▶ The exercise
Filter out everything except lines holding "über".
>> Start
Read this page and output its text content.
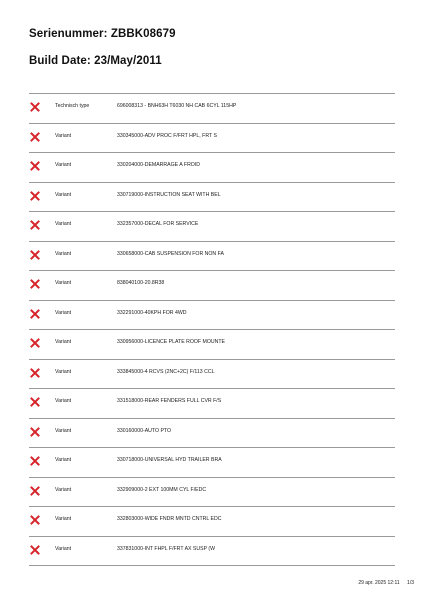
Serienummer: ZBBK08679
Build Date: 23/May/2011
Technisch type	696008313 - BNH63H T6030 NH CAB 6CYL 115HP
Variant	330345000-ADV PROC F/FRT HPL, FRT S
Variant	330204000-DEMARRAGE A FROID
Variant	330719000-INSTRUCTION SEAT WITH BEL
Variant	332357000-DECAL FOR SERVICE
Variant	330658000-CAB SUSPENSION FOR NON FA
Variant	838040100-20.8R38
Variant	332291000-40KPH FOR 4WD
Variant	330956000-LICENCE PLATE ROOF MOUNTE
Variant	333845000-4 RCVS (2NC+2C) F/113 CCL
Variant	331518000-REAR FENDERS FULL CVR F/S
Variant	330160000-AUTO PTO
Variant	330718000-UNIVERSAL HYD TRAILER BRA
Variant	332909000-2 EXT 100MM CYL F/EDC
Variant	332803000-WIDE FNDR MNTD CNTRL EDC
Variant	337831000-INT FHPL F/FRT AX SUSP (W
29 apr. 2025 12:11 1/3
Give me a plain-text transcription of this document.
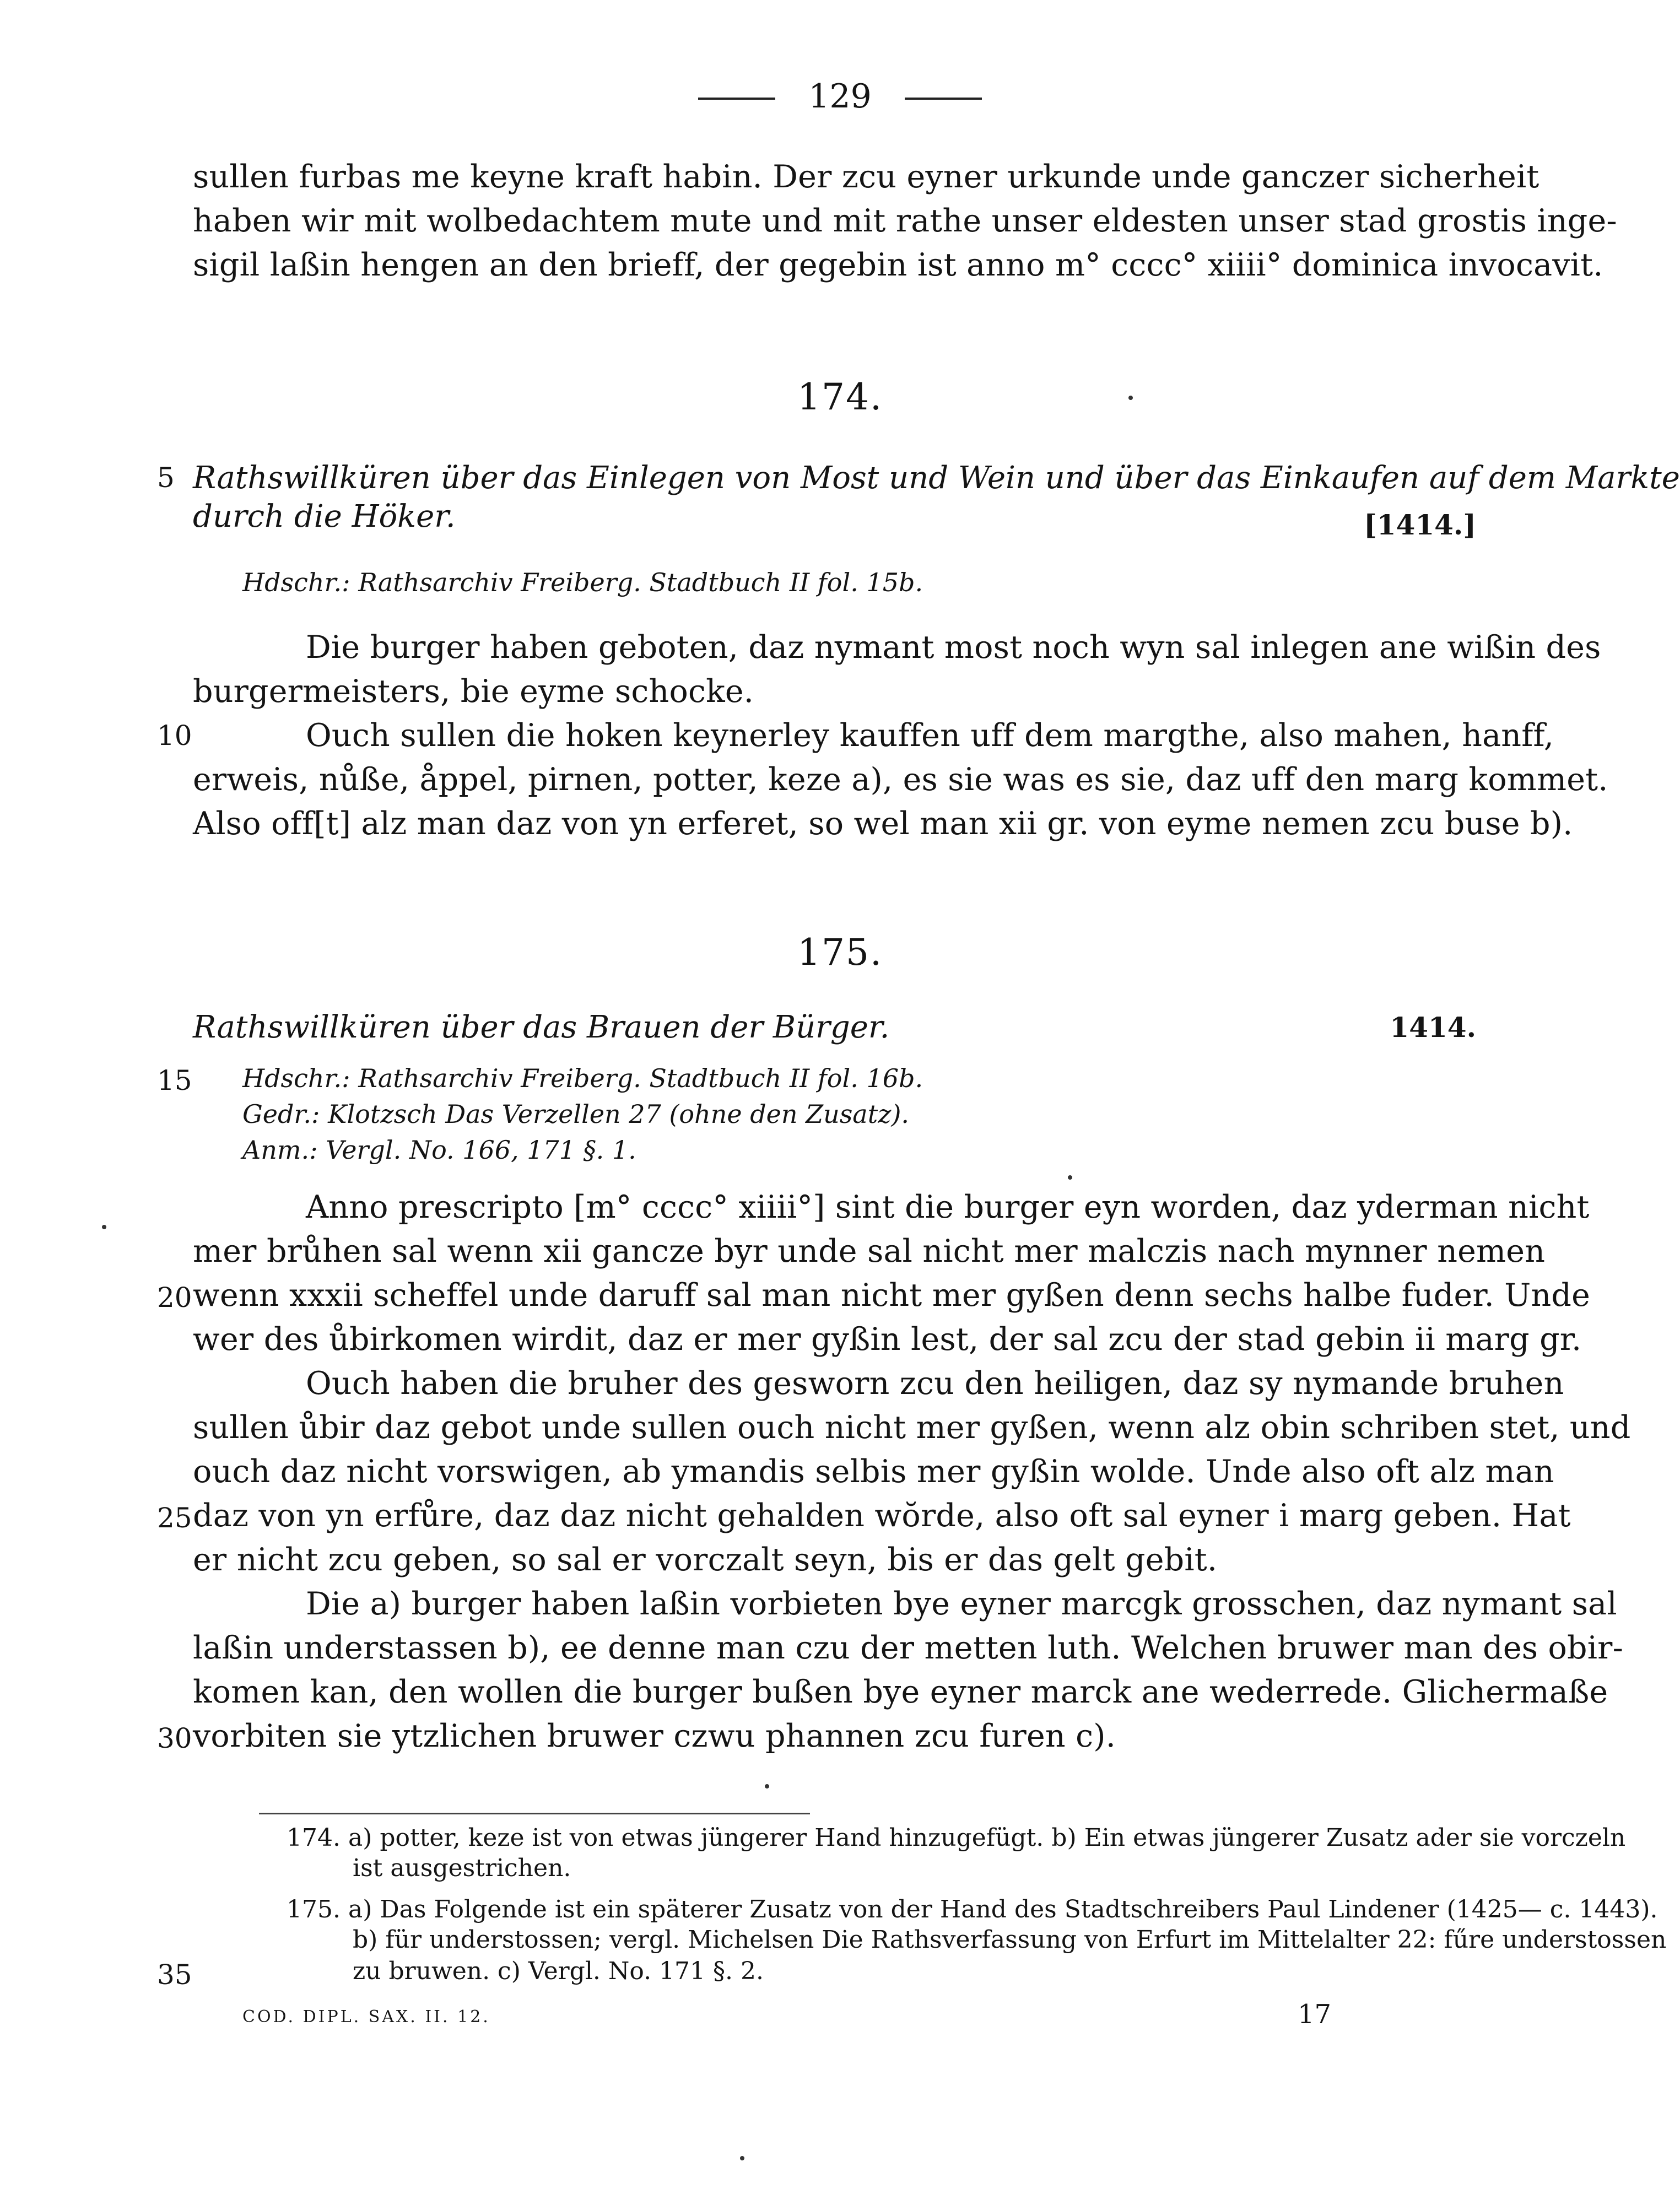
129
sullen furbas me keyne kraft habin. Der zcu eyner urkunde unde ganczer sicherheit
haben wir mit wolbedachtem mute und mit rathe unser eldesten unser stad grostis inge-
sigil laßin hengen an den brieff, der gegebin ist anno m° cccc° xiiii° dominica invocavit.
174.
5 Rathswillküren über das Einlegen von Most und Wein und über das Einkaufen auf dem Markte
durch die Höker.	[1414.]
Hdschr.: Rathsarchiv Freiberg. Stadtbuch II fol. 15b.
Die burger haben geboten, daz nymant most noch wyn sal inlegen ane wißin des
burgermeisters, bie eyme schocke.
10	Ouch sullen die hoken keynerley kauffen uff dem margthe, also mahen, hanff,
erweis, nůße, åppel, pirnen, potter, keze a), es sie was es sie, daz uff den marg kommet.
Also off[t] alz man daz von yn erferet, so wel man xii gr. von eyme nemen zcu buse b).
175.
Rathswillküren über das Brauen der Bürger.	1414.
15 Hdschr.: Rathsarchiv Freiberg. Stadtbuch II fol. 16b.
Gedr.: Klotzsch Das Verzellen 27 (ohne den Zusatz).
Anm.: Vergl. No. 166, 171 §. 1.
Anno prescripto [m° cccc° xiiii°] sint die burger eyn worden, daz yderman nicht
mer brůhen sal wenn xii gancze byr unde sal nicht mer malczis nach mynner nemen
20 wenn xxxii scheffel unde daruff sal man nicht mer gyßen denn sechs halbe fuder. Unde
wer des ůbirkomen wirdit, daz er mer gyßin lest, der sal zcu der stad gebin ii marg gr.
Ouch haben die bruher des gesworn zcu den heiligen, daz sy nymande bruhen
sullen ůbir daz gebot unde sullen ouch nicht mer gyßen, wenn alz obin schriben stet, und
ouch daz nicht vorswigen, ab ymandis selbis mer gyßin wolde. Unde also oft alz man
25 daz von yn erfůre, daz daz nicht gehalden wŏrde, also oft sal eyner i marg geben. Hat
er nicht zcu geben, so sal er vorczalt seyn, bis er das gelt gebit.
Die a) burger haben laßin vorbieten bye eyner marcgk grosschen, daz nymant sal
laßin understassen b), ee denne man czu der metten luth. Welchen bruwer man des obir-
komen kan, den wollen die burger bußen bye eyner marck ane wederrede. Glichermaße
30 vorbiten sie ytzlichen bruwer czwu phannen zcu furen c).
174. a) potter, keze ist von etwas jüngerer Hand hinzugefügt. b) Ein etwas jüngerer Zusatz ader sie vorczeln
ist ausgestrichen.
175. a) Das Folgende ist ein späterer Zusatz von der Hand des Stadtschreibers Paul Lindener (1425— c. 1443).
b) für understossen; vergl. Michelsen Die Rathsverfassung von Erfurt im Mittelalter 22: fűre understossen
35	zu bruwen. c) Vergl. No. 171 §. 2.
COD. DIPL. SAX. II. 12.	17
>> End
▶ Final answer
5 Rathswillküren über das Einlegen von Most und Wein und über das Einkaufen auf dem Markte
Rathswillküren über das Brauen der Bürger.	1414.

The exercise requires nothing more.